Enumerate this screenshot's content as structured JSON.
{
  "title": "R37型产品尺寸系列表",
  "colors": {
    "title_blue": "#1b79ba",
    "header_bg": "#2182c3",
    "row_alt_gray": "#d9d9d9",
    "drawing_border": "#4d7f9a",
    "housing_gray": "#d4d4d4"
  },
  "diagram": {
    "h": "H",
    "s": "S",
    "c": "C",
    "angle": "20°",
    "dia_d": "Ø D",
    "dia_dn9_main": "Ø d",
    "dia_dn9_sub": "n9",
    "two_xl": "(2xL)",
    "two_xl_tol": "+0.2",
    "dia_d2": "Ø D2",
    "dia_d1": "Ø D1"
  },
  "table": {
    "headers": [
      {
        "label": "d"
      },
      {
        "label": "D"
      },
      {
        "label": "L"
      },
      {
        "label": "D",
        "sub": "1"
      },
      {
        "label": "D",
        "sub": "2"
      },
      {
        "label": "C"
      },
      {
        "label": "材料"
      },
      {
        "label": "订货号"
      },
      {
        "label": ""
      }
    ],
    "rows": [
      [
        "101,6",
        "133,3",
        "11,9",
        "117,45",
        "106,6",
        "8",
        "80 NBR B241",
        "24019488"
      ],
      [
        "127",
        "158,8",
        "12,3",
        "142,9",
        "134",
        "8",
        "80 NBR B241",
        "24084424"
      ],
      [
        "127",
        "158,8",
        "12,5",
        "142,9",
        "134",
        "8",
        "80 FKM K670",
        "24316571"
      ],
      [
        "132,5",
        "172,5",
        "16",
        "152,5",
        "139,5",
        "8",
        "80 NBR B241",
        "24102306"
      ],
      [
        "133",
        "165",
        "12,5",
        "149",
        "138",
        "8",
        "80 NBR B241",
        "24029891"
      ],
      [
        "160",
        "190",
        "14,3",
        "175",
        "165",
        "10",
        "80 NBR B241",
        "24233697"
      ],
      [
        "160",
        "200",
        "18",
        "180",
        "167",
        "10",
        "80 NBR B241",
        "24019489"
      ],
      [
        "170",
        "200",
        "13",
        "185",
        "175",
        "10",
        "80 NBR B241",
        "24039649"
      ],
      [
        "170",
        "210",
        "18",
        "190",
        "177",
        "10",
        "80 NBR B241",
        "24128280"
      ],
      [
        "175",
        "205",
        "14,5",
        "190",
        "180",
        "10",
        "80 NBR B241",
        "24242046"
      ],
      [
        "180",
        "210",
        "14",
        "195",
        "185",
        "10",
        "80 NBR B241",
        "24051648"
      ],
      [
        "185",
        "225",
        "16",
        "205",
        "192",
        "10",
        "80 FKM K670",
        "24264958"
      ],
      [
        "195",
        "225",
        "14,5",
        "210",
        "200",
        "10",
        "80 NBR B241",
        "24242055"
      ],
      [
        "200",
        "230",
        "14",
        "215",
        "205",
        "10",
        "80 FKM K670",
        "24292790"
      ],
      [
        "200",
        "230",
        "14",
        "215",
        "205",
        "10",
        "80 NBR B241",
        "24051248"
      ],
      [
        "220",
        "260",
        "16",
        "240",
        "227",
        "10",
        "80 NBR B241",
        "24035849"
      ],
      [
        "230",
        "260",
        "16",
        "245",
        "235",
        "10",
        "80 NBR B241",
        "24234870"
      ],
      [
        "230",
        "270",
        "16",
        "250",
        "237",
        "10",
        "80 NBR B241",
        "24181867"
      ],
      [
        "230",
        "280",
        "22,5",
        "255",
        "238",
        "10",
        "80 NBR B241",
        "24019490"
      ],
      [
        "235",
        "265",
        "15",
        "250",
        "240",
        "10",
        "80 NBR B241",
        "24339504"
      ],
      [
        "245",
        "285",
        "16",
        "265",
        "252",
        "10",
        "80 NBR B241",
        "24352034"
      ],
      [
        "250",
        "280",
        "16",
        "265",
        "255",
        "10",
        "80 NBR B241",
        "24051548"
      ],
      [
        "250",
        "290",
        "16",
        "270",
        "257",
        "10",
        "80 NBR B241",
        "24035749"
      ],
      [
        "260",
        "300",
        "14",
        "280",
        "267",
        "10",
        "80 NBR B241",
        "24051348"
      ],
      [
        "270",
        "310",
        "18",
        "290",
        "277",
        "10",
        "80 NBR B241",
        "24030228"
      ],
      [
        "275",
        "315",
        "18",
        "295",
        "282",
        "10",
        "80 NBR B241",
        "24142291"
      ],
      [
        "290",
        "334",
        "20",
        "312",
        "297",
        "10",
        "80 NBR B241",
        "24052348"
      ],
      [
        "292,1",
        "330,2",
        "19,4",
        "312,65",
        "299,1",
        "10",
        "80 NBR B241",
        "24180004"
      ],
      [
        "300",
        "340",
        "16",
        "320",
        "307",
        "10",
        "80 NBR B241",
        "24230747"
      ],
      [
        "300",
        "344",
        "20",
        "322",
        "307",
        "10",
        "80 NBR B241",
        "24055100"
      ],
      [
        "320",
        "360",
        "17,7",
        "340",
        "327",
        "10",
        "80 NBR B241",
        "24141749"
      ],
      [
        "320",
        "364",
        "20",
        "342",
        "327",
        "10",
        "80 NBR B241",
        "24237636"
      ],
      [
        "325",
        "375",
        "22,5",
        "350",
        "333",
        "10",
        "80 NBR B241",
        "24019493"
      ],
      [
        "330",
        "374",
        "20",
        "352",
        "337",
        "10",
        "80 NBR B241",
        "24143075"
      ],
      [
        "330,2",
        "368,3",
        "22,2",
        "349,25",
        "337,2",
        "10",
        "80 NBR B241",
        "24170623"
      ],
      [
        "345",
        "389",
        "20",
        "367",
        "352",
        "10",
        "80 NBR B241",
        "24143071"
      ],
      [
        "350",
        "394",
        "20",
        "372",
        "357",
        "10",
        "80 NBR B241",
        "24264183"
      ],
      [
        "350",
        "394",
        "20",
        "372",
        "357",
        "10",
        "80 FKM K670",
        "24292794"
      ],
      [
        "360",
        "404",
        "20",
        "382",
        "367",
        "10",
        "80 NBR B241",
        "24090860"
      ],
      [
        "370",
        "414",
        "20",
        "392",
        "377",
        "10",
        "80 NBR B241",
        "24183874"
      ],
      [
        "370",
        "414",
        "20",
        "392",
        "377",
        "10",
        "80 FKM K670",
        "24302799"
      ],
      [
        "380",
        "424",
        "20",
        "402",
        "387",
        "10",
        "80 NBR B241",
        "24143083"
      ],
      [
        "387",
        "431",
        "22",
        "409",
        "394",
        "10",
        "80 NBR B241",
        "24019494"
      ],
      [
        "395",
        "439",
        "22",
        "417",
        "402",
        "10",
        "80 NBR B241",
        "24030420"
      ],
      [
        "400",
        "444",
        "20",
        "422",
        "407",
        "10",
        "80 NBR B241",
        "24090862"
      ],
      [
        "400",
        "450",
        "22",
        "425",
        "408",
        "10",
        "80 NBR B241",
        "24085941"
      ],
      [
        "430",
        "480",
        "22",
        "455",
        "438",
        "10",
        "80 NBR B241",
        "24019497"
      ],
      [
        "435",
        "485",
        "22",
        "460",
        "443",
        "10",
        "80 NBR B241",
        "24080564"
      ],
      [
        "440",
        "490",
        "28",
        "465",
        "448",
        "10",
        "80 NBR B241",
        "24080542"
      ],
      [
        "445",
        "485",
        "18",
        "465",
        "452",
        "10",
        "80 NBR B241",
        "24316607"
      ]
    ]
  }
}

+++++

#### Required task:
Reproduce the data, keeping every line exactly the same.

#### Exercise answer:
Enumerate this screenshot's content as structured JSON.
{
  "title": "R37型产品尺寸系列表",
  "colors": {
    "title_blue": "#1b79ba",
    "header_bg": "#2182c3",
    "row_alt_gray": "#d9d9d9",
    "drawing_border": "#4d7f9a",
    "housing_gray": "#d4d4d4"
  },
  "diagram": {
    "h": "H",
    "s": "S",
    "c": "C",
    "angle": "20°",
    "dia_d": "Ø D",
    "dia_dn9_main": "Ø d",
    "dia_dn9_sub": "n9",
    "two_xl": "(2xL)",
    "two_xl_tol": "+0.2",
    "dia_d2": "Ø D2",
    "dia_d1": "Ø D1"
  },
  "table": {
    "headers": [
      {
        "label": "d"
      },
      {
        "label": "D"
      },
      {
        "label": "L"
      },
      {
        "label": "D",
        "sub": "1"
      },
      {
        "label": "D",
        "sub": "2"
      },
      {
        "label": "C"
      },
      {
        "label": "材料"
      },
      {
        "label": "订货号"
      },
      {
        "label": ""
      }
    ],
    "rows": [
      [
        "101,6",
        "133,3",
        "11,9",
        "117,45",
        "106,6",
        "8",
        "80 NBR B241",
        "24019488"
      ],
      [
        "127",
        "158,8",
        "12,3",
        "142,9",
        "134",
        "8",
        "80 NBR B241",
        "24084424"
      ],
      [
        "127",
        "158,8",
        "12,5",
        "142,9",
        "134",
        "8",
        "80 FKM K670",
        "24316571"
      ],
      [
        "132,5",
        "172,5",
        "16",
        "152,5",
        "139,5",
        "8",
        "80 NBR B241",
        "24102306"
      ],
      [
        "133",
        "165",
        "12,5",
        "149",
        "138",
        "8",
        "80 NBR B241",
        "24029891"
      ],
      [
        "160",
        "190",
        "14,3",
        "175",
        "165",
        "10",
        "80 NBR B241",
        "24233697"
      ],
      [
        "160",
        "200",
        "18",
        "180",
        "167",
        "10",
        "80 NBR B241",
        "24019489"
      ],
      [
        "170",
        "200",
        "13",
        "185",
        "175",
        "10",
        "80 NBR B241",
        "24039649"
      ],
      [
        "170",
        "210",
        "18",
        "190",
        "177",
        "10",
        "80 NBR B241",
        "24128280"
      ],
      [
        "175",
        "205",
        "14,5",
        "190",
        "180",
        "10",
        "80 NBR B241",
        "24242046"
      ],
      [
        "180",
        "210",
        "14",
        "195",
        "185",
        "10",
        "80 NBR B241",
        "24051648"
      ],
      [
        "185",
        "225",
        "16",
        "205",
        "192",
        "10",
        "80 FKM K670",
        "24264958"
      ],
      [
        "195",
        "225",
        "14,5",
        "210",
        "200",
        "10",
        "80 NBR B241",
        "24242055"
      ],
      [
        "200",
        "230",
        "14",
        "215",
        "205",
        "10",
        "80 FKM K670",
        "24292790"
      ],
      [
        "200",
        "230",
        "14",
        "215",
        "205",
        "10",
        "80 NBR B241",
        "24051248"
      ],
      [
        "220",
        "260",
        "16",
        "240",
        "227",
        "10",
        "80 NBR B241",
        "24035849"
      ],
      [
        "230",
        "260",
        "16",
        "245",
        "235",
        "10",
        "80 NBR B241",
        "24234870"
      ],
      [
        "230",
        "270",
        "16",
        "250",
        "237",
        "10",
        "80 NBR B241",
        "24181867"
      ],
      [
        "230",
        "280",
        "22,5",
        "255",
        "238",
        "10",
        "80 NBR B241",
        "24019490"
      ],
      [
        "235",
        "265",
        "15",
        "250",
        "240",
        "10",
        "80 NBR B241",
        "24339504"
      ],
      [
        "245",
        "285",
        "16",
        "265",
        "252",
        "10",
        "80 NBR B241",
        "24352034"
      ],
      [
        "250",
        "280",
        "16",
        "265",
        "255",
        "10",
        "80 NBR B241",
        "24051548"
      ],
      [
        "250",
        "290",
        "16",
        "270",
        "257",
        "10",
        "80 NBR B241",
        "24035749"
      ],
      [
        "260",
        "300",
        "14",
        "280",
        "267",
        "10",
        "80 NBR B241",
        "24051348"
      ],
      [
        "270",
        "310",
        "18",
        "290",
        "277",
        "10",
        "80 NBR B241",
        "24030228"
      ],
      [
        "275",
        "315",
        "18",
        "295",
        "282",
        "10",
        "80 NBR B241",
        "24142291"
      ],
      [
        "290",
        "334",
        "20",
        "312",
        "297",
        "10",
        "80 NBR B241",
        "24052348"
      ],
      [
        "292,1",
        "330,2",
        "19,4",
        "312,65",
        "299,1",
        "10",
        "80 NBR B241",
        "24180004"
      ],
      [
        "300",
        "340",
        "16",
        "320",
        "307",
        "10",
        "80 NBR B241",
        "24230747"
      ],
      [
        "300",
        "344",
        "20",
        "322",
        "307",
        "10",
        "80 NBR B241",
        "24055100"
      ],
      [
        "320",
        "360",
        "17,7",
        "340",
        "327",
        "10",
        "80 NBR B241",
        "24141749"
      ],
      [
        "320",
        "364",
        "20",
        "342",
        "327",
        "10",
        "80 NBR B241",
        "24237636"
      ],
      [
        "325",
        "375",
        "22,5",
        "350",
        "333",
        "10",
        "80 NBR B241",
        "24019493"
      ],
      [
        "330",
        "374",
        "20",
        "352",
        "337",
        "10",
        "80 NBR B241",
        "24143075"
      ],
      [
        "330,2",
        "368,3",
        "22,2",
        "349,25",
        "337,2",
        "10",
        "80 NBR B241",
        "24170623"
      ],
      [
        "345",
        "389",
        "20",
        "367",
        "352",
        "10",
        "80 NBR B241",
        "24143071"
      ],
      [
        "350",
        "394",
        "20",
        "372",
        "357",
        "10",
        "80 NBR B241",
        "24264183"
      ],
      [
        "350",
        "394",
        "20",
        "372",
        "357",
        "10",
        "80 FKM K670",
        "24292794"
      ],
      [
        "360",
        "404",
        "20",
        "382",
        "367",
        "10",
        "80 NBR B241",
        "24090860"
      ],
      [
        "370",
        "414",
        "20",
        "392",
        "377",
        "10",
        "80 NBR B241",
        "24183874"
      ],
      [
        "370",
        "414",
        "20",
        "392",
        "377",
        "10",
        "80 FKM K670",
        "24302799"
      ],
      [
        "380",
        "424",
        "20",
        "402",
        "387",
        "10",
        "80 NBR B241",
        "24143083"
      ],
      [
        "387",
        "431",
        "22",
        "409",
        "394",
        "10",
        "80 NBR B241",
        "24019494"
      ],
      [
        "395",
        "439",
        "22",
        "417",
        "402",
        "10",
        "80 NBR B241",
        "24030420"
      ],
      [
        "400",
        "444",
        "20",
        "422",
        "407",
        "10",
        "80 NBR B241",
        "24090862"
      ],
      [
        "400",
        "450",
        "22",
        "425",
        "408",
        "10",
        "80 NBR B241",
        "24085941"
      ],
      [
        "430",
        "480",
        "22",
        "455",
        "438",
        "10",
        "80 NBR B241",
        "24019497"
      ],
      [
        "435",
        "485",
        "22",
        "460",
        "443",
        "10",
        "80 NBR B241",
        "24080564"
      ],
      [
        "440",
        "490",
        "28",
        "465",
        "448",
        "10",
        "80 NBR B241",
        "24080542"
      ],
      [
        "445",
        "485",
        "18",
        "465",
        "452",
        "10",
        "80 NBR B241",
        "24316607"
      ]
    ]
  }
}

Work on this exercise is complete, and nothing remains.